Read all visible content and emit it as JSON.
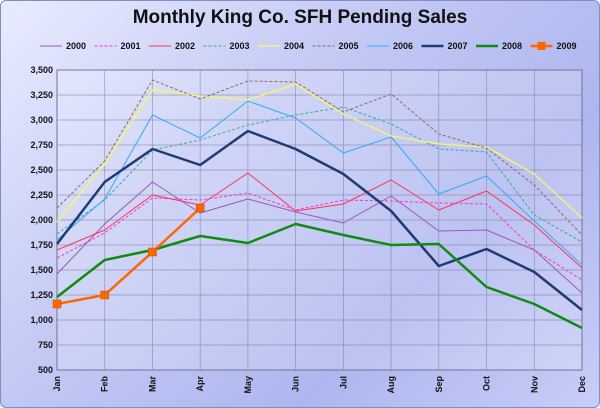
{
  "chart_data": {
    "type": "line",
    "title": "Monthly King Co. SFH Pending Sales",
    "xlabel": "",
    "ylabel": "",
    "categories": [
      "Jan",
      "Feb",
      "Mar",
      "Apr",
      "May",
      "Jun",
      "Jul",
      "Aug",
      "Sep",
      "Oct",
      "Nov",
      "Dec"
    ],
    "ylim": [
      500,
      3500
    ],
    "yticks": [
      "500",
      "750",
      "1,000",
      "1,250",
      "1,500",
      "1,750",
      "2,000",
      "2,250",
      "2,500",
      "2,750",
      "3,000",
      "3,250",
      "3,500"
    ],
    "grid": true,
    "legend": "top",
    "series": [
      {
        "name": "2000",
        "color": "#9b59b6",
        "style": "solid",
        "width": 1,
        "values": [
          1460,
          1960,
          2380,
          2070,
          2210,
          2080,
          1970,
          2240,
          1890,
          1900,
          1700,
          1270
        ]
      },
      {
        "name": "2001",
        "color": "#ff33cc",
        "style": "dashed",
        "width": 1,
        "values": [
          1620,
          1870,
          2220,
          2200,
          2270,
          2100,
          2200,
          2190,
          2170,
          2160,
          1700,
          1400
        ]
      },
      {
        "name": "2002",
        "color": "#ff3355",
        "style": "solid",
        "width": 1,
        "values": [
          1700,
          1900,
          2250,
          2150,
          2470,
          2090,
          2160,
          2400,
          2100,
          2290,
          1950,
          1520
        ]
      },
      {
        "name": "2003",
        "color": "#33aaaa",
        "style": "dashed",
        "width": 1,
        "values": [
          1860,
          2200,
          2700,
          2800,
          2950,
          3050,
          3130,
          2960,
          2710,
          2680,
          2050,
          1780
        ]
      },
      {
        "name": "2004",
        "color": "#f2f27a",
        "style": "solid",
        "width": 1.5,
        "values": [
          1980,
          2560,
          3300,
          3240,
          3200,
          3360,
          3060,
          2840,
          2760,
          2730,
          2460,
          2020
        ]
      },
      {
        "name": "2005",
        "color": "#8a6a6a",
        "style": "dashed",
        "width": 1,
        "values": [
          2120,
          2590,
          3400,
          3210,
          3390,
          3380,
          3080,
          3260,
          2860,
          2720,
          2350,
          1850
        ]
      },
      {
        "name": "2006",
        "color": "#33aaff",
        "style": "solid",
        "width": 1,
        "values": [
          1800,
          2210,
          3050,
          2820,
          3190,
          3020,
          2670,
          2830,
          2260,
          2440,
          1990,
          1550
        ]
      },
      {
        "name": "2007",
        "color": "#1f3a78",
        "style": "solid",
        "width": 2.5,
        "values": [
          1760,
          2380,
          2710,
          2550,
          2890,
          2710,
          2460,
          2090,
          1540,
          1710,
          1480,
          1100
        ]
      },
      {
        "name": "2008",
        "color": "#118a11",
        "style": "solid",
        "width": 2.5,
        "values": [
          1230,
          1600,
          1700,
          1840,
          1770,
          1960,
          1850,
          1750,
          1760,
          1330,
          1160,
          920
        ]
      },
      {
        "name": "2009",
        "color": "#ff6600",
        "style": "marker",
        "width": 2.5,
        "values": [
          1160,
          1250,
          1680,
          2120,
          null,
          null,
          null,
          null,
          null,
          null,
          null,
          null
        ]
      }
    ]
  }
}
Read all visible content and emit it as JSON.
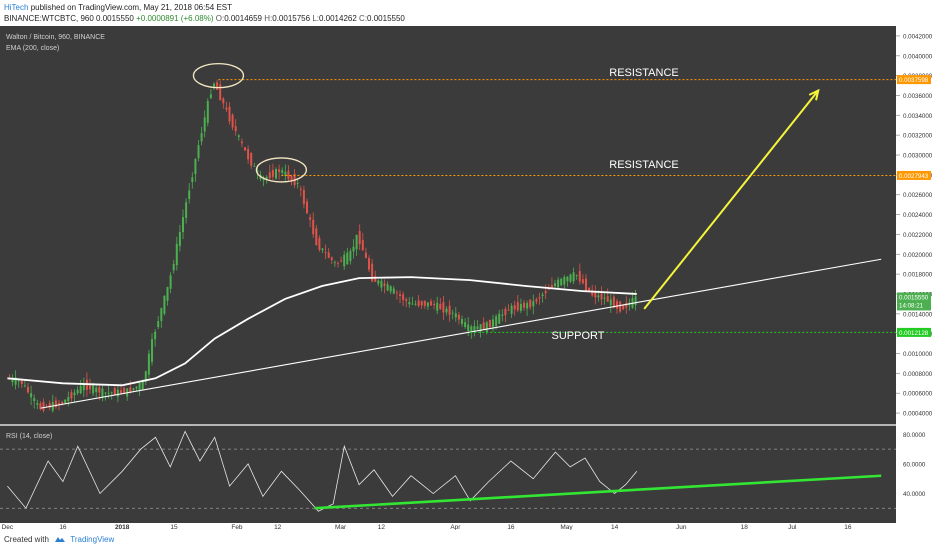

···

_Exercise prompt_
Take each line of the material that contains the word "name" and list it.

_Complete answer_
        "name": "2000",
        "name": "2001",
        "name": "2002",
        "name": "2003",
        "name": "2004",
        "name": "2005",
        "name": "2006",
        "name": "2007",
        "name": "2008",
        "name": "2009",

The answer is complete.